Stored data entries
++++++

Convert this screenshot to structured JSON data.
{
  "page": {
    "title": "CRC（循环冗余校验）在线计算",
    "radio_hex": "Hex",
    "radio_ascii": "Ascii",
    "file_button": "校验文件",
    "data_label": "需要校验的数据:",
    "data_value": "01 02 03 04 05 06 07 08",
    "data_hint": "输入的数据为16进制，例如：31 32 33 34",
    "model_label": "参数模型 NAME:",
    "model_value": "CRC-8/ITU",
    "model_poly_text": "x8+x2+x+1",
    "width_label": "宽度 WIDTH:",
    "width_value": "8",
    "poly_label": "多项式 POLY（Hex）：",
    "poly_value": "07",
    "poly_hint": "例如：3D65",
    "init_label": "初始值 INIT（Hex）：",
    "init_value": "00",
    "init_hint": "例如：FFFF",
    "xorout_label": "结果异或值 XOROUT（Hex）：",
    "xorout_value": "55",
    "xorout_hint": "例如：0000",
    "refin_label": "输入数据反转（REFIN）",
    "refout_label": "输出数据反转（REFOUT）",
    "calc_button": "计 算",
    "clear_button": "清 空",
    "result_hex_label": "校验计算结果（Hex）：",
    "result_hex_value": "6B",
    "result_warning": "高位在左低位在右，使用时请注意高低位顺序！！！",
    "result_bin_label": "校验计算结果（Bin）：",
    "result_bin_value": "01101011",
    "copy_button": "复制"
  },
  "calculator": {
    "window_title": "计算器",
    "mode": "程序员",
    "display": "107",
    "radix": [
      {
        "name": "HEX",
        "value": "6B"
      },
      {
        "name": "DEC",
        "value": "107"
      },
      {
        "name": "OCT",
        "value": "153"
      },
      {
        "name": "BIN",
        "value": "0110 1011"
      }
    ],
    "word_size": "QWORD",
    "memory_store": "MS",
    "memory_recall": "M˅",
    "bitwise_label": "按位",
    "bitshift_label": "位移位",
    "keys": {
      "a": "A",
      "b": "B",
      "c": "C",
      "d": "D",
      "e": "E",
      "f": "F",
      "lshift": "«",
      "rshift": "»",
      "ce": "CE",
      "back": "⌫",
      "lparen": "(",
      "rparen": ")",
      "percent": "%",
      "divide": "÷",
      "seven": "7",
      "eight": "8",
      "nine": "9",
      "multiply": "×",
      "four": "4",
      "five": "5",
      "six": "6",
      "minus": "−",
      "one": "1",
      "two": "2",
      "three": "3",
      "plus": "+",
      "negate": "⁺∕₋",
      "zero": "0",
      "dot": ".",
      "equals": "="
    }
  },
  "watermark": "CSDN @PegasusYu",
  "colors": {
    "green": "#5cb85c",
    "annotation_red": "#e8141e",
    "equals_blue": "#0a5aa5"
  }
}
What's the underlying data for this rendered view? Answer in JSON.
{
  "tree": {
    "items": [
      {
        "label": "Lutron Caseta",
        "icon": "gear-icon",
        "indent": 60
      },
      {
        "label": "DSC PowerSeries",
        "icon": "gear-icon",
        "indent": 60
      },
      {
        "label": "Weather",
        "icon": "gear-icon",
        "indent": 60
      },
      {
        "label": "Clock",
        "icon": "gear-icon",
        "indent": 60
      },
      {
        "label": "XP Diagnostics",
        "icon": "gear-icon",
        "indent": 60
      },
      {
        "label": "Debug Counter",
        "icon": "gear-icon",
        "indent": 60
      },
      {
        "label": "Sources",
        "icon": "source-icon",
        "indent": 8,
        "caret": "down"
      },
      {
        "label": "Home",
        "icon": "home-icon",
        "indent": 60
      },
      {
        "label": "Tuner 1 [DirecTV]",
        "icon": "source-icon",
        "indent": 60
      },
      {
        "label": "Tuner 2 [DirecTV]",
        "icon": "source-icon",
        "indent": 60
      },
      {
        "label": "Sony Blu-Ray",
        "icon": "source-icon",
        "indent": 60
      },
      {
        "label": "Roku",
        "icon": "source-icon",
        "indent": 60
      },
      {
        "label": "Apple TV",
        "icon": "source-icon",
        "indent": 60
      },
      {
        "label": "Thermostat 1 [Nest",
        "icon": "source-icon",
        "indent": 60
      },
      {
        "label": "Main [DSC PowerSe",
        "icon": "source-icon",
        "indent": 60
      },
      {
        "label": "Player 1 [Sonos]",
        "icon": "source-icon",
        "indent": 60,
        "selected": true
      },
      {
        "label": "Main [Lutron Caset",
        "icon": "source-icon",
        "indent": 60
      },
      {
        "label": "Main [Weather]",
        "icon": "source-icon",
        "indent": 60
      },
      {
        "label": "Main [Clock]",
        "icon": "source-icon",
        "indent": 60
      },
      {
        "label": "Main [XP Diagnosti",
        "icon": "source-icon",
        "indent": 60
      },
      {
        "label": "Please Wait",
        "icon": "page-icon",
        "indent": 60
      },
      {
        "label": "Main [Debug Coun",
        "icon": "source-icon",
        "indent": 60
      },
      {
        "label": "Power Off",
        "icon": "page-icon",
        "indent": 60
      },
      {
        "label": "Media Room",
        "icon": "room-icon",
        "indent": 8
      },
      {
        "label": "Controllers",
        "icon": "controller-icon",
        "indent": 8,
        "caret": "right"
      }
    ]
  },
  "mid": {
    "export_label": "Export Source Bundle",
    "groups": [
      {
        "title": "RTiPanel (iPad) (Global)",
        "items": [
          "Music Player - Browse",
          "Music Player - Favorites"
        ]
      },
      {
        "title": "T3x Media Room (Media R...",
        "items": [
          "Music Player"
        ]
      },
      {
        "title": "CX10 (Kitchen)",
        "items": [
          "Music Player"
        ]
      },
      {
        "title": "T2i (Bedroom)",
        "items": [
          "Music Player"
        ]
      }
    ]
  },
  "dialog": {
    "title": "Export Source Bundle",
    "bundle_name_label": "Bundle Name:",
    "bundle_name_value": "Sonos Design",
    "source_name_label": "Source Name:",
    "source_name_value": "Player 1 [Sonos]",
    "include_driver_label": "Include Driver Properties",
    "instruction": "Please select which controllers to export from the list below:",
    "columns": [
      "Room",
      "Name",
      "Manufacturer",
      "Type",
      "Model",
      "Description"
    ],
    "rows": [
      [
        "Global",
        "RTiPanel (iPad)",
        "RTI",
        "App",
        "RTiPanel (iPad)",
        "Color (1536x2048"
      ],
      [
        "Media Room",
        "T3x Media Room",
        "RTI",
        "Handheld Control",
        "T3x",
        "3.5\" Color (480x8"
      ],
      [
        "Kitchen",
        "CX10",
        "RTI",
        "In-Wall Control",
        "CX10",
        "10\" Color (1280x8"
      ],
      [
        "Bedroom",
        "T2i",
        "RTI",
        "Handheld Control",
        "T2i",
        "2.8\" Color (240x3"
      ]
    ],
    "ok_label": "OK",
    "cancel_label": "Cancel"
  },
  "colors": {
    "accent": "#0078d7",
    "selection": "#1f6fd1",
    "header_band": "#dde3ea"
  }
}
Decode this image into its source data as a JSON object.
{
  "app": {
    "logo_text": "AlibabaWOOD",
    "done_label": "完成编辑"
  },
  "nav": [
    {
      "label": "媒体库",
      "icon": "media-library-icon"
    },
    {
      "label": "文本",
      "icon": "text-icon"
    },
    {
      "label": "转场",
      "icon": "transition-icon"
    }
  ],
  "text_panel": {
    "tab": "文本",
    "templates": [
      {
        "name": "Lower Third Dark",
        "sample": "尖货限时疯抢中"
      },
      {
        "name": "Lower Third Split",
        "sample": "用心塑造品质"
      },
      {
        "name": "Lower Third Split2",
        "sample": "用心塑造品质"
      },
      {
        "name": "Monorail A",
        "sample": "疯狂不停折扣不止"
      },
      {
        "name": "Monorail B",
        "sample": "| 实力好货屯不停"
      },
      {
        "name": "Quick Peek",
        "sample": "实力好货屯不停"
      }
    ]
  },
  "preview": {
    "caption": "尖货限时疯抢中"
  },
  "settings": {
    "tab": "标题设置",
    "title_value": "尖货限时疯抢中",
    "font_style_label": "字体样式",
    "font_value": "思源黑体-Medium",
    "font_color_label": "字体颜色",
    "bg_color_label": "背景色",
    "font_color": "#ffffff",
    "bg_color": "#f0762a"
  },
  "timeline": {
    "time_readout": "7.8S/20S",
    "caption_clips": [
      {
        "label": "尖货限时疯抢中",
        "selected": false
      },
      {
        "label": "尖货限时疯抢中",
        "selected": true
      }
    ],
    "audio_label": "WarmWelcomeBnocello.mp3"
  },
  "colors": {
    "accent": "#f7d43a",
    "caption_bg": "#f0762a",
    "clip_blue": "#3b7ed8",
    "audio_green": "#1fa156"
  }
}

++++++

_WHAT YOU SHOULD DO_. Find the line that contains "Decode this image" in the listing above. Retype it and every line after it up to the last, exactly, and nothing else.

_EXPECTED OUTPUT_.
Decode this image into its source data as a JSON object.
{
  "app": {
    "logo_text": "AlibabaWOOD",
    "done_label": "完成编辑"
  },
  "nav": [
    {
      "label": "媒体库",
      "icon": "media-library-icon"
    },
    {
      "label": "文本",
      "icon": "text-icon"
    },
    {
      "label": "转场",
      "icon": "transition-icon"
    }
  ],
  "text_panel": {
    "tab": "文本",
    "templates": [
      {
        "name": "Lower Third Dark",
        "sample": "尖货限时疯抢中"
      },
      {
        "name": "Lower Third Split",
        "sample": "用心塑造品质"
      },
      {
        "name": "Lower Third Split2",
        "sample": "用心塑造品质"
      },
      {
        "name": "Monorail A",
        "sample": "疯狂不停折扣不止"
      },
      {
        "name": "Monorail B",
        "sample": "| 实力好货屯不停"
      },
      {
        "name": "Quick Peek",
        "sample": "实力好货屯不停"
      }
    ]
  },
  "preview": {
    "caption": "尖货限时疯抢中"
  },
  "settings": {
    "tab": "标题设置",
    "title_value": "尖货限时疯抢中",
    "font_style_label": "字体样式",
    "font_value": "思源黑体-Medium",
    "font_color_label": "字体颜色",
    "bg_color_label": "背景色",
    "font_color": "#ffffff",
    "bg_color": "#f0762a"
  },
  "timeline": {
    "time_readout": "7.8S/20S",
    "caption_clips": [
      {
        "label": "尖货限时疯抢中",
        "selected": false
      },
      {
        "label": "尖货限时疯抢中",
        "selected": true
      }
    ],
    "audio_label": "WarmWelcomeBnocello.mp3"
  },
  "colors": {
    "accent": "#f7d43a",
    "caption_bg": "#f0762a",
    "clip_blue": "#3b7ed8",
    "audio_green": "#1fa156"
  }
}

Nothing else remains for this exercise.